*YOUR GOAL:*
Please rewrite the lines between the one holding "418, 403, 440]" and the one holding "console-line: Error from", inclusive, changing "PAUSED ON BREAKPOINT" to "STOPPED AT BREAKPOINT" and leaving everything else unchanged.

*RECORDS PROVIDED:*
○ ○ ○ ○ ○ ○ ○

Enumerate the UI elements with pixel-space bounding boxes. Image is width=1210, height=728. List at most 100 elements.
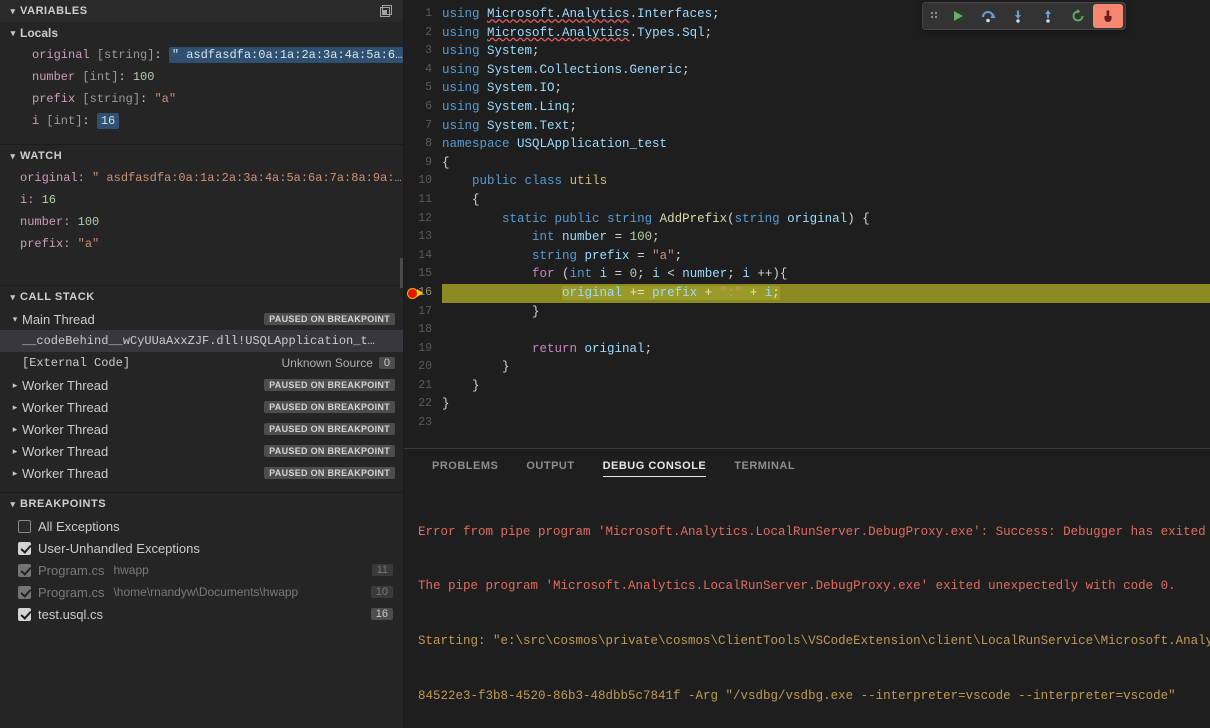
callstack-thread-worker[interactable]: ▸ Worker Thread PAUSED ON BREAKPOINT: [0, 418, 403, 440]
callstack-section-header[interactable]: ▾ CALL STACK: [0, 286, 403, 308]
callstack-thread-worker[interactable]: ▸ Worker Thread PAUSED ON BREAKPOINT: [0, 462, 403, 484]
code-line-current[interactable]: 16 original += prefix + ":" + i;: [404, 284, 1210, 303]
callstack-thread-worker[interactable]: ▸ Worker Thread PAUSED ON BREAKPOINT: [0, 374, 403, 396]
callstack-thread-worker[interactable]: ▸ Worker Thread PAUSED ON BREAKPOINT: [0, 440, 403, 462]
code-line: 21 }: [404, 377, 1210, 396]
panel-tab-bar: PROBLEMS OUTPUT DEBUG CONSOLE TERMINAL: [404, 449, 1210, 484]
code-line: 10 public class utils: [404, 172, 1210, 191]
console-line: The pipe program 'Microsoft.Analytics.Lo…: [418, 577, 1210, 595]
step-into-icon[interactable]: [1003, 4, 1033, 28]
debug-toolbar[interactable]: [922, 2, 1126, 30]
step-out-icon[interactable]: [1033, 4, 1063, 28]
variable-row-original[interactable]: original [string]: " asdfasdfa:0a:1a:2a:…: [0, 44, 403, 66]
console-line: Error from pipe program 'Microsoft.Analy…: [418, 523, 1210, 541]
variable-row-i[interactable]: i [int]: 16: [0, 110, 403, 132]
variable-row-number[interactable]: number [int]: 100: [0, 66, 403, 88]
code-line: 11 {: [404, 191, 1210, 210]
tab-terminal[interactable]: TERMINAL: [720, 449, 809, 484]
continue-play-icon[interactable]: [943, 4, 973, 28]
line-content: original += prefix + ":" + i;: [442, 284, 1210, 303]
tab-output[interactable]: OUTPUT: [512, 449, 588, 484]
status-badge: PAUSED ON BREAKPOINT: [264, 313, 395, 325]
watch-item-number[interactable]: number: 100: [0, 211, 403, 233]
checkbox-icon[interactable]: [18, 520, 31, 533]
variable-value[interactable]: 16: [97, 113, 119, 129]
variable-value[interactable]: "a": [154, 92, 176, 106]
variable-value[interactable]: 100: [133, 70, 155, 84]
line-number: 14: [404, 247, 442, 266]
thread-label: Worker Thread: [22, 466, 264, 481]
code-line: 3using System;: [404, 42, 1210, 61]
stop-icon[interactable]: [1093, 4, 1123, 28]
code-line: 20 }: [404, 358, 1210, 377]
breakpoint-line-number: 10: [371, 586, 393, 598]
tab-problems[interactable]: PROBLEMS: [418, 449, 512, 484]
breakpoint-line-number: 11: [372, 564, 393, 576]
breakpoint-path: \home\rnandyw\Documents\hwapp: [113, 585, 370, 599]
frame-label: __codeBehind__wCyUUaAxxZJF.dll!USQLAppli…: [22, 334, 403, 348]
breakpoint-label: test.usql.cs: [38, 607, 103, 622]
breakpoint-program-cs-11[interactable]: Program.cs hwapp 11: [0, 559, 403, 581]
breakpoint-program-cs-10[interactable]: Program.cs \home\rnandyw\Documents\hwapp…: [0, 581, 403, 603]
checkbox-icon[interactable]: [18, 564, 31, 577]
status-badge: PAUSED ON BREAKPOINT: [264, 445, 395, 457]
line-content: public class utils: [442, 172, 1210, 191]
step-over-icon[interactable]: [973, 4, 1003, 28]
status-badge: PAUSED ON BREAKPOINT: [264, 401, 395, 413]
thread-label: Worker Thread: [22, 444, 264, 459]
callstack-frame-external[interactable]: [External Code] Unknown Source 0: [0, 352, 403, 374]
frame-source: Unknown Source: [281, 356, 372, 370]
tab-debug-console[interactable]: DEBUG CONSOLE: [589, 449, 721, 484]
breakpoint-test-usql-cs-16[interactable]: test.usql.cs 16: [0, 603, 403, 625]
thread-label: Worker Thread: [22, 400, 264, 415]
drag-grip-icon[interactable]: [925, 9, 943, 23]
variable-name: number: [32, 70, 75, 84]
watch-value: " asdfasdfa:0a:1a:2a:3a:4a:5a:6a:7a:8a:9…: [92, 171, 402, 185]
variable-row-prefix[interactable]: prefix [string]: "a": [0, 88, 403, 110]
callstack-thread-main[interactable]: ▾ Main Thread PAUSED ON BREAKPOINT: [0, 308, 403, 330]
watch-section-header[interactable]: ▾ WATCH: [0, 145, 403, 167]
line-content: }: [442, 395, 1210, 414]
breakpoint-all-exceptions[interactable]: All Exceptions: [0, 515, 403, 537]
chevron-down-icon: ▾: [6, 0, 20, 22]
restart-icon[interactable]: [1063, 4, 1093, 28]
sidebar-filler: [0, 625, 403, 728]
multi-window-icon[interactable]: [375, 1, 397, 21]
variables-pad: [0, 132, 403, 144]
line-number: 5: [404, 79, 442, 98]
code-line: 5using System.IO;: [404, 79, 1210, 98]
watch-item-i[interactable]: i: 16: [0, 189, 403, 211]
code-line: 22}: [404, 395, 1210, 414]
chevron-down-icon: ▾: [6, 286, 20, 308]
checkbox-icon[interactable]: [18, 542, 31, 555]
code-line: 7using System.Text;: [404, 117, 1210, 136]
breakpoint-user-unhandled[interactable]: User-Unhandled Exceptions: [0, 537, 403, 559]
breakpoints-section-header[interactable]: ▾ BREAKPOINTS: [0, 493, 403, 515]
debug-console-output[interactable]: Error from pipe program 'Microsoft.Analy…: [404, 484, 1210, 728]
checkbox-icon[interactable]: [18, 608, 31, 621]
variables-scope-locals[interactable]: ▾ Locals: [0, 22, 403, 44]
code-lines[interactable]: 1using Microsoft.Analytics.Interfaces; 2…: [404, 0, 1210, 433]
checkbox-icon[interactable]: [18, 586, 31, 599]
line-content: static public string AddPrefix(string or…: [442, 210, 1210, 229]
callstack-thread-worker[interactable]: ▸ Worker Thread PAUSED ON BREAKPOINT: [0, 396, 403, 418]
code-editor[interactable]: 1using Microsoft.Analytics.Interfaces; 2…: [404, 0, 1210, 448]
callstack-frame-selected[interactable]: __codeBehind__wCyUUaAxxZJF.dll!USQLAppli…: [0, 330, 403, 352]
line-number: 12: [404, 210, 442, 229]
line-number: 6: [404, 98, 442, 117]
chevron-right-icon: ▸: [8, 380, 22, 391]
variables-section-header[interactable]: ▾ VARIABLES: [0, 0, 403, 22]
line-number: 9: [404, 154, 442, 173]
line-content: }: [442, 377, 1210, 396]
sidebar-scrollbar-thumb[interactable]: [400, 258, 403, 288]
line-content: }: [442, 358, 1210, 377]
watch-rows: original: " asdfasdfa:0a:1a:2a:3a:4a:5a:…: [0, 167, 403, 255]
watch-item-original[interactable]: original: " asdfasdfa:0a:1a:2a:3a:4a:5a:…: [0, 167, 403, 189]
watch-section-title: WATCH: [20, 150, 403, 162]
chevron-right-icon: ▸: [8, 468, 22, 479]
watch-item-prefix[interactable]: prefix: "a": [0, 233, 403, 255]
line-number: 3: [404, 42, 442, 61]
callstack-pad: [0, 484, 403, 492]
variable-value[interactable]: " asdfasdfa:0a:1a:2a:3a:4a:5a:6…: [169, 47, 403, 63]
line-content: [442, 321, 1210, 340]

○ ○ ○ ○ ○ ○ ○

*RESULT:*
callstack-thread-worker[interactable]: ▸ Worker Thread STOPPED AT BREAKPOINT: [0, 418, 403, 440]
callstack-section-header[interactable]: ▾ CALL STACK: [0, 286, 403, 308]
callstack-thread-worker[interactable]: ▸ Worker Thread STOPPED AT BREAKPOINT: [0, 462, 403, 484]
code-line-current[interactable]: 16 original += prefix + ":" + i;: [404, 284, 1210, 303]
callstack-thread-worker[interactable]: ▸ Worker Thread STOPPED AT BREAKPOINT: [0, 374, 403, 396]
callstack-thread-worker[interactable]: ▸ Worker Thread STOPPED AT BREAKPOINT: [0, 440, 403, 462]
code-line: 21 }: [404, 377, 1210, 396]
panel-tab-bar: PROBLEMS OUTPUT DEBUG CONSOLE TERMINAL: [404, 449, 1210, 484]
code-line: 10 public class utils: [404, 172, 1210, 191]
console-line: The pipe program 'Microsoft.Analytics.Lo…: [418, 577, 1210, 595]
step-into-icon[interactable]: [1003, 4, 1033, 28]
debug-toolbar[interactable]: [922, 2, 1126, 30]
step-out-icon[interactable]: [1033, 4, 1063, 28]
variable-row-original[interactable]: original [string]: " asdfasdfa:0a:1a:2a:…: [0, 44, 403, 66]
console-line: Error from pipe program 'Microsoft.Analy…: [418, 523, 1210, 541]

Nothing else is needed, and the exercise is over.